:: LISTING ::

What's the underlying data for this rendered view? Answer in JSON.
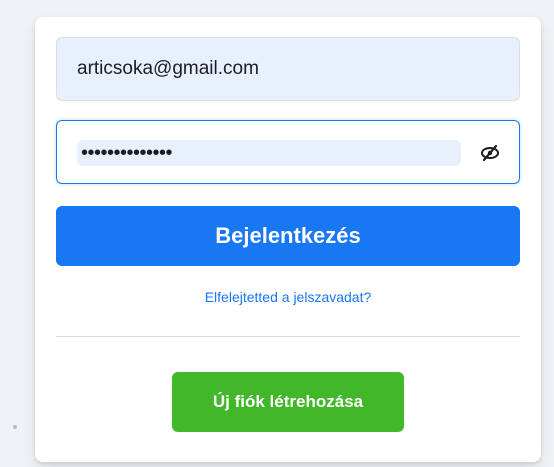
{
  "login_form": {
    "email_value": "articsoka@gmail.com",
    "password_mask": "••••••••••••••",
    "password_toggle_icon": "eye-slash-icon",
    "login_label": "Bejelentkezés",
    "forgot_password_label": "Elfelejtetted a jelszavadat?",
    "create_account_label": "Új fiók létrehozása"
  },
  "colors": {
    "primary_blue": "#1877f2",
    "create_green": "#42b72a",
    "autofill_bg": "#e8f0fe",
    "page_bg": "#f0f2f5"
  }
}
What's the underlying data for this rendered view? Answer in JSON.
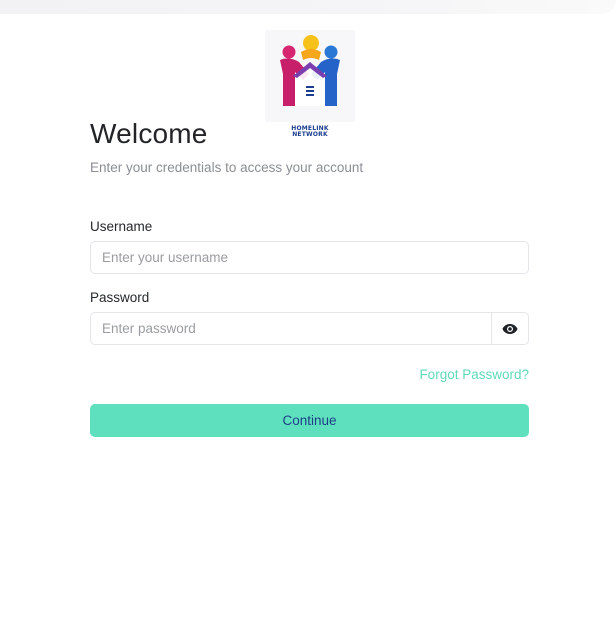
{
  "logo": {
    "line1": "HOMELINK",
    "line2": "NETWORK",
    "icon": "homelink-network-logo"
  },
  "header": {
    "title": "Welcome",
    "subtitle": "Enter your credentials to access your account"
  },
  "form": {
    "username_label": "Username",
    "username_placeholder": "Enter your username",
    "username_value": "",
    "password_label": "Password",
    "password_placeholder": "Enter password",
    "password_value": "",
    "toggle_icon": "eye-icon",
    "forgot_label": "Forgot Password?",
    "submit_label": "Continue"
  },
  "colors": {
    "accent": "#5ee0bf",
    "link": "#5fd9b8",
    "button_text": "#1d3f86"
  }
}
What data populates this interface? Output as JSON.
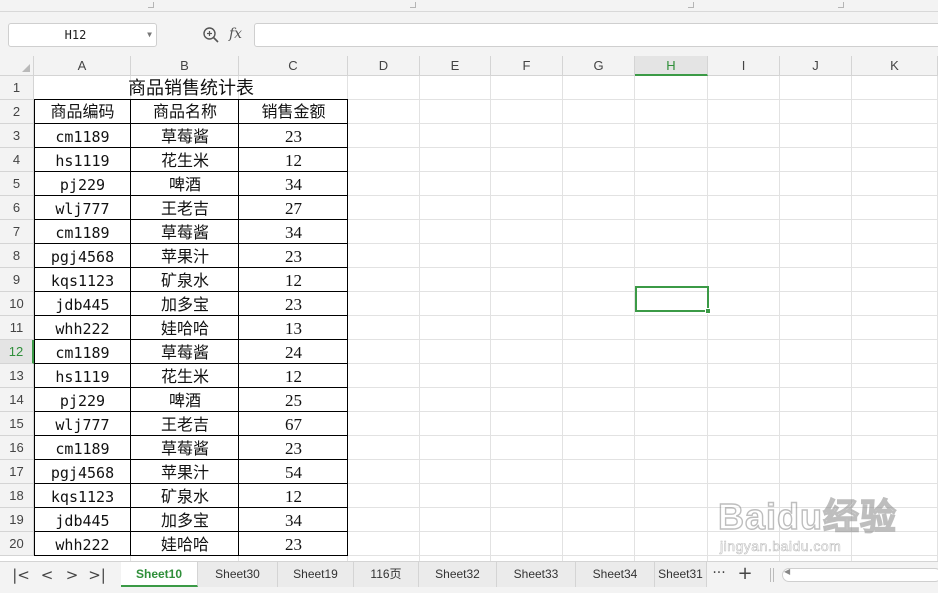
{
  "name_box": {
    "value": "H12"
  },
  "formula_bar": {
    "fx_label": "fx",
    "value": ""
  },
  "columns": [
    "A",
    "B",
    "C",
    "D",
    "E",
    "F",
    "G",
    "H",
    "I",
    "J",
    "K"
  ],
  "active_column": "H",
  "active_row": "12",
  "rows": [
    "1",
    "2",
    "3",
    "4",
    "5",
    "6",
    "7",
    "8",
    "9",
    "10",
    "11",
    "12",
    "13",
    "14",
    "15",
    "16",
    "17",
    "18",
    "19",
    "20"
  ],
  "table": {
    "title": "商品销售统计表",
    "headers": [
      "商品编码",
      "商品名称",
      "销售金额"
    ],
    "records": [
      [
        "cm1189",
        "草莓酱",
        "23"
      ],
      [
        "hs1119",
        "花生米",
        "12"
      ],
      [
        "pj229",
        "啤酒",
        "34"
      ],
      [
        "wlj777",
        "王老吉",
        "27"
      ],
      [
        "cm1189",
        "草莓酱",
        "34"
      ],
      [
        "pgj4568",
        "苹果汁",
        "23"
      ],
      [
        "kqs1123",
        "矿泉水",
        "12"
      ],
      [
        "jdb445",
        "加多宝",
        "23"
      ],
      [
        "whh222",
        "娃哈哈",
        "13"
      ],
      [
        "cm1189",
        "草莓酱",
        "24"
      ],
      [
        "hs1119",
        "花生米",
        "12"
      ],
      [
        "pj229",
        "啤酒",
        "25"
      ],
      [
        "wlj777",
        "王老吉",
        "67"
      ],
      [
        "cm1189",
        "草莓酱",
        "23"
      ],
      [
        "pgj4568",
        "苹果汁",
        "54"
      ],
      [
        "kqs1123",
        "矿泉水",
        "12"
      ],
      [
        "jdb445",
        "加多宝",
        "34"
      ],
      [
        "whh222",
        "娃哈哈",
        "23"
      ]
    ]
  },
  "sheet_tabs": [
    "Sheet10",
    "Sheet30",
    "Sheet19",
    "116页",
    "Sheet32",
    "Sheet33",
    "Sheet34",
    "Sheet31"
  ],
  "active_sheet": "Sheet10",
  "tab_nav": {
    "first": "|<",
    "prev": "<",
    "next": ">",
    "last": ">|",
    "more": "···",
    "add": "+"
  },
  "watermark": {
    "brand": "Baidu经验",
    "site": "jingyan.baidu.com"
  },
  "colors": {
    "accent_green": "#3b9a46",
    "header_bg": "#f3f3f3",
    "gridline": "#e2e2e2"
  }
}
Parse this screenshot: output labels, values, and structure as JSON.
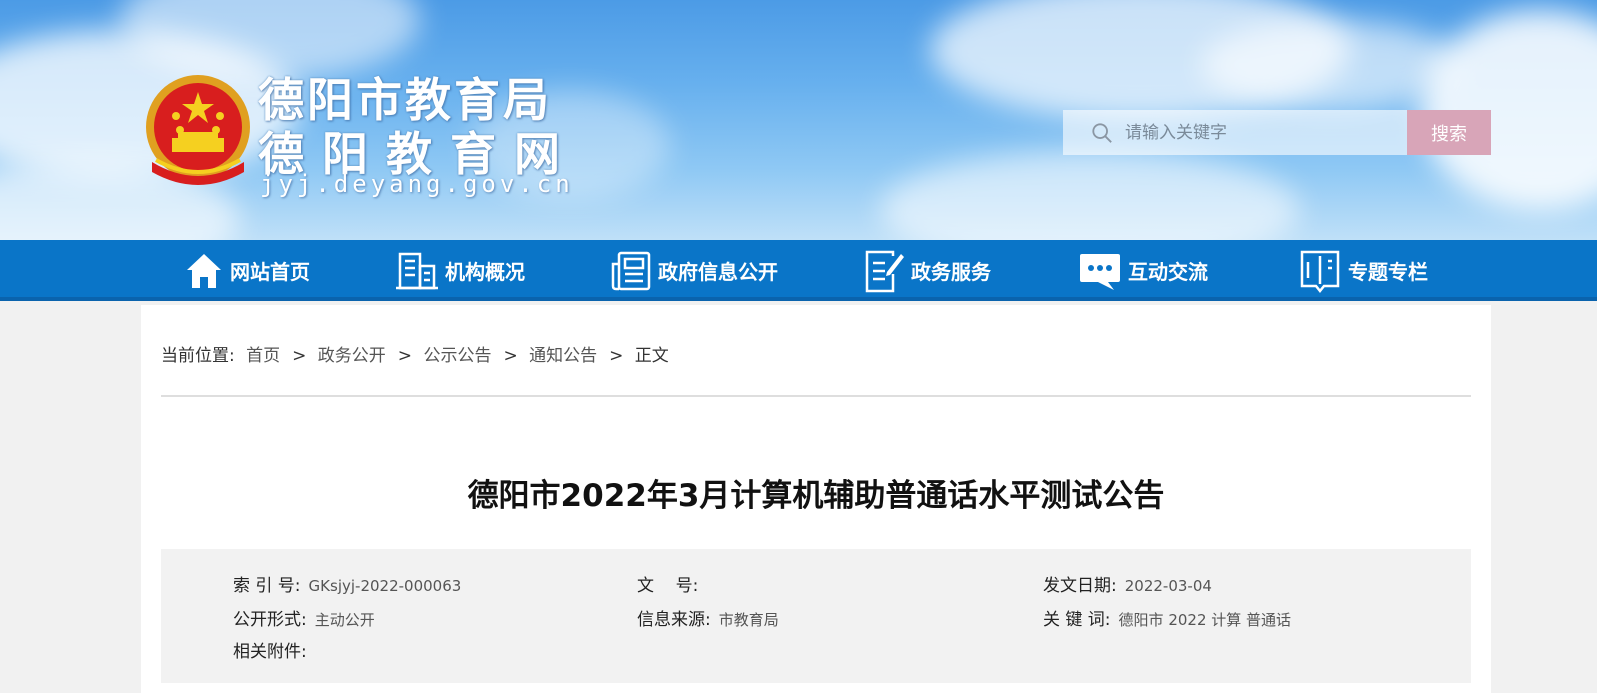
{
  "header": {
    "title_line1": "德阳市教育局",
    "title_line2": "德阳教育网",
    "url": "jyj.deyang.gov.cn",
    "search": {
      "placeholder": "请输入关键字",
      "button_label": "搜索"
    }
  },
  "nav": {
    "items": [
      {
        "label": "网站首页",
        "icon": "home-icon"
      },
      {
        "label": "机构概况",
        "icon": "building-icon"
      },
      {
        "label": "政府信息公开",
        "icon": "newspaper-icon"
      },
      {
        "label": "政务服务",
        "icon": "document-edit-icon"
      },
      {
        "label": "互动交流",
        "icon": "chat-icon"
      },
      {
        "label": "专题专栏",
        "icon": "book-icon"
      }
    ]
  },
  "breadcrumb": {
    "prefix": "当前位置:",
    "items": [
      "首页",
      "政务公开",
      "公示公告",
      "通知公告",
      "正文"
    ],
    "separator": ">"
  },
  "article": {
    "title": "德阳市2022年3月计算机辅助普通话水平测试公告"
  },
  "meta": {
    "index_label": "索 引 号:",
    "index_value": "GKsjyj-2022-000063",
    "doc_no_label": "文    号:",
    "doc_no_value": "",
    "date_label": "发文日期:",
    "date_value": "2022-03-04",
    "disclosure_label": "公开形式:",
    "disclosure_value": "主动公开",
    "source_label": "信息来源:",
    "source_value": "市教育局",
    "keywords_label": "关 键 词:",
    "keywords_value": "德阳市 2022 计算 普通话",
    "attachments_label": "相关附件:"
  },
  "colors": {
    "nav_bg": "#0a75c8",
    "search_button": "#d8a5b8",
    "meta_bg": "#f2f2f2"
  }
}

:::

▶ **EXERCISE BRIEF**:
Retype each entry precisely. Skip images entirely.

▶ **FINAL RESULT**:
What's the underlying data for this rendered view? Answer in JSON.
{
  "login_form": {
    "email_value": "articsoka@gmail.com",
    "password_mask": "••••••••••••••",
    "password_toggle_icon": "eye-slash-icon",
    "login_label": "Bejelentkezés",
    "forgot_password_label": "Elfelejtetted a jelszavadat?",
    "create_account_label": "Új fiók létrehozása"
  },
  "colors": {
    "primary_blue": "#1877f2",
    "create_green": "#42b72a",
    "autofill_bg": "#e8f0fe",
    "page_bg": "#f0f2f5"
  }
}
What's the underlying data for this rendered view? Answer in JSON.
{
  "logo": {
    "line1": "HOMELINK",
    "line2": "NETWORK",
    "icon": "homelink-network-logo"
  },
  "header": {
    "title": "Welcome",
    "subtitle": "Enter your credentials to access your account"
  },
  "form": {
    "username_label": "Username",
    "username_placeholder": "Enter your username",
    "username_value": "",
    "password_label": "Password",
    "password_placeholder": "Enter password",
    "password_value": "",
    "toggle_icon": "eye-icon",
    "forgot_label": "Forgot Password?",
    "submit_label": "Continue"
  },
  "colors": {
    "accent": "#5ee0bf",
    "link": "#5fd9b8",
    "button_text": "#1d3f86"
  }
}
What data populates this interface? Output as JSON.
{
  "name_box": {
    "value": "H12"
  },
  "formula_bar": {
    "fx_label": "fx",
    "value": ""
  },
  "columns": [
    "A",
    "B",
    "C",
    "D",
    "E",
    "F",
    "G",
    "H",
    "I",
    "J",
    "K"
  ],
  "active_column": "H",
  "active_row": "12",
  "rows": [
    "1",
    "2",
    "3",
    "4",
    "5",
    "6",
    "7",
    "8",
    "9",
    "10",
    "11",
    "12",
    "13",
    "14",
    "15",
    "16",
    "17",
    "18",
    "19",
    "20"
  ],
  "table": {
    "title": "商品销售统计表",
    "headers": [
      "商品编码",
      "商品名称",
      "销售金额"
    ],
    "records": [
      [
        "cm1189",
        "草莓酱",
        "23"
      ],
      [
        "hs1119",
        "花生米",
        "12"
      ],
      [
        "pj229",
        "啤酒",
        "34"
      ],
      [
        "wlj777",
        "王老吉",
        "27"
      ],
      [
        "cm1189",
        "草莓酱",
        "34"
      ],
      [
        "pgj4568",
        "苹果汁",
        "23"
      ],
      [
        "kqs1123",
        "矿泉水",
        "12"
      ],
      [
        "jdb445",
        "加多宝",
        "23"
      ],
      [
        "whh222",
        "娃哈哈",
        "13"
      ],
      [
        "cm1189",
        "草莓酱",
        "24"
      ],
      [
        "hs1119",
        "花生米",
        "12"
      ],
      [
        "pj229",
        "啤酒",
        "25"
      ],
      [
        "wlj777",
        "王老吉",
        "67"
      ],
      [
        "cm1189",
        "草莓酱",
        "23"
      ],
      [
        "pgj4568",
        "苹果汁",
        "54"
      ],
      [
        "kqs1123",
        "矿泉水",
        "12"
      ],
      [
        "jdb445",
        "加多宝",
        "34"
      ],
      [
        "whh222",
        "娃哈哈",
        "23"
      ]
    ]
  },
  "sheet_tabs": [
    "Sheet10",
    "Sheet30",
    "Sheet19",
    "116页",
    "Sheet32",
    "Sheet33",
    "Sheet34",
    "Sheet31"
  ],
  "active_sheet": "Sheet10",
  "tab_nav": {
    "first": "|<",
    "prev": "<",
    "next": ">",
    "last": ">|",
    "more": "···",
    "add": "+"
  },
  "watermark": {
    "brand": "Baidu经验",
    "site": "jingyan.baidu.com"
  },
  "colors": {
    "accent_green": "#3b9a46",
    "header_bg": "#f3f3f3",
    "gridline": "#e2e2e2"
  }
}
Parse this screenshot: output labels, values, and structure as JSON.
{
  "header": {
    "title_line1": "德阳市教育局",
    "title_line2": "德阳教育网",
    "url": "jyj.deyang.gov.cn",
    "search": {
      "placeholder": "请输入关键字",
      "button_label": "搜索"
    }
  },
  "nav": {
    "items": [
      {
        "label": "网站首页",
        "icon": "home-icon"
      },
      {
        "label": "机构概况",
        "icon": "building-icon"
      },
      {
        "label": "政府信息公开",
        "icon": "newspaper-icon"
      },
      {
        "label": "政务服务",
        "icon": "document-edit-icon"
      },
      {
        "label": "互动交流",
        "icon": "chat-icon"
      },
      {
        "label": "专题专栏",
        "icon": "book-icon"
      }
    ]
  },
  "breadcrumb": {
    "prefix": "当前位置:",
    "items": [
      "首页",
      "政务公开",
      "公示公告",
      "通知公告",
      "正文"
    ],
    "separator": ">"
  },
  "article": {
    "title": "德阳市2022年3月计算机辅助普通话水平测试公告"
  },
  "meta": {
    "index_label": "索 引 号:",
    "index_value": "GKsjyj-2022-000063",
    "doc_no_label": "文    号:",
    "doc_no_value": "",
    "date_label": "发文日期:",
    "date_value": "2022-03-04",
    "disclosure_label": "公开形式:",
    "disclosure_value": "主动公开",
    "source_label": "信息来源:",
    "source_value": "市教育局",
    "keywords_label": "关 键 词:",
    "keywords_value": "德阳市 2022 计算 普通话",
    "attachments_label": "相关附件:"
  },
  "colors": {
    "nav_bg": "#0a75c8",
    "search_button": "#d8a5b8",
    "meta_bg": "#f2f2f2"
  }
}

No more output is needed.